DescentBB

If the speed of light is always observed to be a constant, then why does light have a Doppler effect?

Your observed doppler effect is caused by the velocity (relative to you) of the object emitting the wave, but the effect itself changes the frequency of the wave, not its velocity.

Think about a sonic boom, which is an extreme example of the doppler effect when an object is moving toward you at the speed of sound. As the object moving toward you increases in speed, you will observe the frequency of the sound increase, but even when the object reaches the speed of sound, the sonic boom itself is still traveling toward you at the plain old speed of sound.

If the object can be observed to have a different speed relative to me, then why can't sound? Doesn't air act like this object? Why not?

Sound does, that's why police sirens coming towards you sound higher pitched than police sirens going away. Higher Frequency.
And why redshift is in-front of you. Higher frequency.

Light shifts towards red as the source is moving away from you, it shifts towards blue when the object is moving closer to you.

■ **Dataset excerpts**:
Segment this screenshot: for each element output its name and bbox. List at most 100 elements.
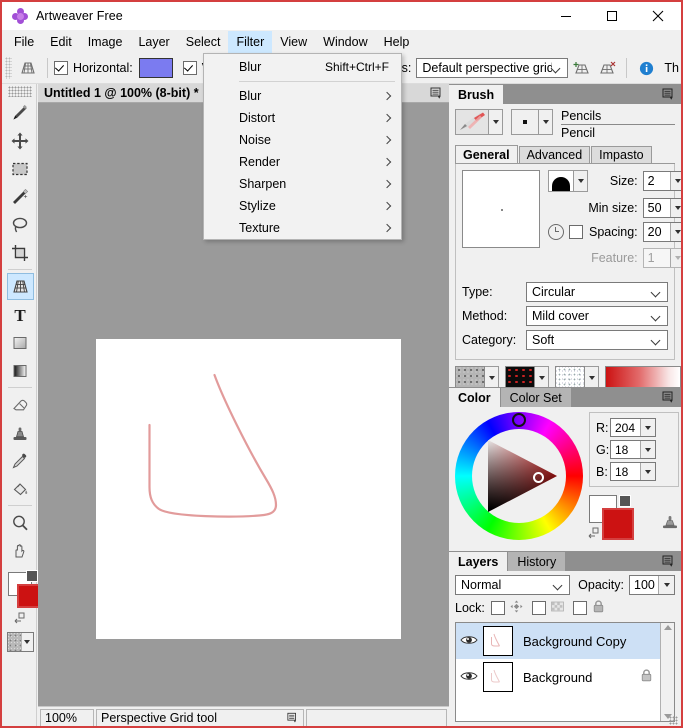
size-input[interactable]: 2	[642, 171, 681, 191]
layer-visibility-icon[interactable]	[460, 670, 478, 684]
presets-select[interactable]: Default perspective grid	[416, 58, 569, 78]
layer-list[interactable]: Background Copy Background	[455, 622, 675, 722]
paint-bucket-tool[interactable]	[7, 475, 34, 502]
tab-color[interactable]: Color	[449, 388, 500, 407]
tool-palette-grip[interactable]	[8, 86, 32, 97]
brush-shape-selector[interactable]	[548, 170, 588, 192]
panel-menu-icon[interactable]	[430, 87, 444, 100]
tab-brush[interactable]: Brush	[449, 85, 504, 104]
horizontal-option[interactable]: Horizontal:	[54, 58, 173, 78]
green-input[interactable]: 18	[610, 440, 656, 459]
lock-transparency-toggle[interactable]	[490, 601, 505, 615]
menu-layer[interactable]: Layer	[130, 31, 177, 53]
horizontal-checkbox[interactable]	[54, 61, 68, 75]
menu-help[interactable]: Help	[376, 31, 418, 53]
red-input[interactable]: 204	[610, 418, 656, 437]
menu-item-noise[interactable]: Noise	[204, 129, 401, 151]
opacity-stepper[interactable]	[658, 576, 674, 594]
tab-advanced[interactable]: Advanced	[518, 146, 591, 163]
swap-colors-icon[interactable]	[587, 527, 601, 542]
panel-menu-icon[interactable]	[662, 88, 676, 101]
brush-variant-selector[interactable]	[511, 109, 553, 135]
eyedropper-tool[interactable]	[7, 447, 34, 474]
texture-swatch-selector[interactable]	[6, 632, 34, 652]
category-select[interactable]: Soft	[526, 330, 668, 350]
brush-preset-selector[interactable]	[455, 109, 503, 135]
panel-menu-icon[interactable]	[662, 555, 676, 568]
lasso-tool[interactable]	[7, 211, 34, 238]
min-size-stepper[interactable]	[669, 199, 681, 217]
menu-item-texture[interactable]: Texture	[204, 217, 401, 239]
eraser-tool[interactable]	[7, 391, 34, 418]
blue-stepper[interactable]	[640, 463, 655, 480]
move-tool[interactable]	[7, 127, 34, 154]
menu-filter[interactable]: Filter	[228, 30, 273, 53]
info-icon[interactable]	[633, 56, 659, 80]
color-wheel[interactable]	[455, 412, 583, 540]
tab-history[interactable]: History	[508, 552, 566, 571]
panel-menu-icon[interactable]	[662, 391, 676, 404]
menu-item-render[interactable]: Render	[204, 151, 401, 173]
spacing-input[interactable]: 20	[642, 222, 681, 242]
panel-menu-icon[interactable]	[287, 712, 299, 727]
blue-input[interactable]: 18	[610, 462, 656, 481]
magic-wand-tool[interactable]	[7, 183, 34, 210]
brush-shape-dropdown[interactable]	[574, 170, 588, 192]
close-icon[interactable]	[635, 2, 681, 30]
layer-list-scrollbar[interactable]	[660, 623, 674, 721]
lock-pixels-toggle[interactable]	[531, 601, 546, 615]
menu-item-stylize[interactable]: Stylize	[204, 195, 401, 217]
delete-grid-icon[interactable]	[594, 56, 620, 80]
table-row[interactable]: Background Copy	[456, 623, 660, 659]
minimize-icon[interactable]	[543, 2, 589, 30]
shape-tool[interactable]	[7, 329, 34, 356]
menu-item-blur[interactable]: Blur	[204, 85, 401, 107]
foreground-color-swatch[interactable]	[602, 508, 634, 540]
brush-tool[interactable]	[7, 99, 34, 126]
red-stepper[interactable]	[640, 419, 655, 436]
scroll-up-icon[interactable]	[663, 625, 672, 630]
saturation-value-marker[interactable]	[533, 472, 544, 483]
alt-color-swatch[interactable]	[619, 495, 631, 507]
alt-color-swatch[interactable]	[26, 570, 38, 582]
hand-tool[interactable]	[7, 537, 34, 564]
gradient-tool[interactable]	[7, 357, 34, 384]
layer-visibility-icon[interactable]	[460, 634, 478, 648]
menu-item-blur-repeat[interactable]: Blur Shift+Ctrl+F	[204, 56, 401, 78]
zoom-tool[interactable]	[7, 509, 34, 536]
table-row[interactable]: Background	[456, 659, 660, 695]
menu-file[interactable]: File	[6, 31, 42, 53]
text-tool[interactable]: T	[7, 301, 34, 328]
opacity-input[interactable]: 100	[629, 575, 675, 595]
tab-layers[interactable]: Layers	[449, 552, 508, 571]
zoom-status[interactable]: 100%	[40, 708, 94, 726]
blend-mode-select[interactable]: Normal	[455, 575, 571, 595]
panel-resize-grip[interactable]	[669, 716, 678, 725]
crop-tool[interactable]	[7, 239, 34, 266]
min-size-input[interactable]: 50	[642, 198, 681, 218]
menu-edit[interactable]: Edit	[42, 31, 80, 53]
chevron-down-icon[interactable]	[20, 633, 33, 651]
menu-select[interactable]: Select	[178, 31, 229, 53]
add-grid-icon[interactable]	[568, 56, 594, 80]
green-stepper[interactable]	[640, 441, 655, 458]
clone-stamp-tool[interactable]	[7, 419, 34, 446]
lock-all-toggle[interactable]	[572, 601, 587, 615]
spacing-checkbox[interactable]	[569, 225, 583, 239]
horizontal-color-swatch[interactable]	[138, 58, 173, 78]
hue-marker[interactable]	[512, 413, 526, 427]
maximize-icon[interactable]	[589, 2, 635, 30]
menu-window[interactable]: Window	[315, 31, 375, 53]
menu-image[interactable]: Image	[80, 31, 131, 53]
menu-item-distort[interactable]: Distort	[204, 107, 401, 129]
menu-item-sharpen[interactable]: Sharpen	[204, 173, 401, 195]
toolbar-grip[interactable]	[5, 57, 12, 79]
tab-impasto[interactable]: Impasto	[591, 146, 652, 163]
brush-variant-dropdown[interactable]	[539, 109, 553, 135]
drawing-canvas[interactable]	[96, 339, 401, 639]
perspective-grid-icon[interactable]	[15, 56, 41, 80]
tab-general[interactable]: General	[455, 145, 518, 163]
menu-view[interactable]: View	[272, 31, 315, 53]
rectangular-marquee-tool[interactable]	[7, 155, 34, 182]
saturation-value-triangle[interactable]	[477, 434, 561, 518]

■ **Written instruction 1**: Retype the stretch of the Doppler effect thread from "If the object" through "away. Higher Frequency.".
■ **Written instruction 2**: Continue the forum thread on the Doppler effect of light, picking up after its final post.

■ **Exercise result 1**:
If the object can be observed to have a different speed relative to me, then why can't sound? Doesn't air act like this object? Why not?

Sound does, that's why police sirens coming towards you sound higher pitched than police sirens going away. Higher Frequency.

■ **Exercise result 2**:
If sound does have a different velocity, then why can't light? What does the object moving have do to microwaves? Aren't microwaves always microwaves? (within a certain frequency range)

Both the speed of sound and the speed of light are a function of what kind of medium they are passing through, not a function of the velocity of whatever is emitting them. The speed of light in a vacuum is constant.

If I may also science for a sec: That's why a fart sounds lower leaving you than when it comes towards you; there's higher frequency of fartting

How can the speed of light be a function of the properties of the medium when it's a constant? If the speed of sound is variable with relative motion then why not light?

Jeff250 wrote:...The speed of light in a vacuum is constant.

That's more or less the clue to all your questions.
That's a very important point some people (me included in the past) usually tends to overlook.

Burlyman wrote:If the speed of sound is variable with relative motion then why not light?

The speed of sound doesn't vary with relative motion; it's the frequency and wavelength of the sound that do. The speed of a waveform is equal to multiplying its frequency (how many waves per unit time, usually per second) by its wavelength (how long each individual wave is). Those two are inversely related: as the wavelength increases, the frequency decreases, and vice-versa. However, so long as the wave stays in the same medium, the product of those two, the speed, stays the same.

What if light is staying still and we're the ones moving around it?

A vacuum just implies that the propagation of light isn't impeded by a material medium.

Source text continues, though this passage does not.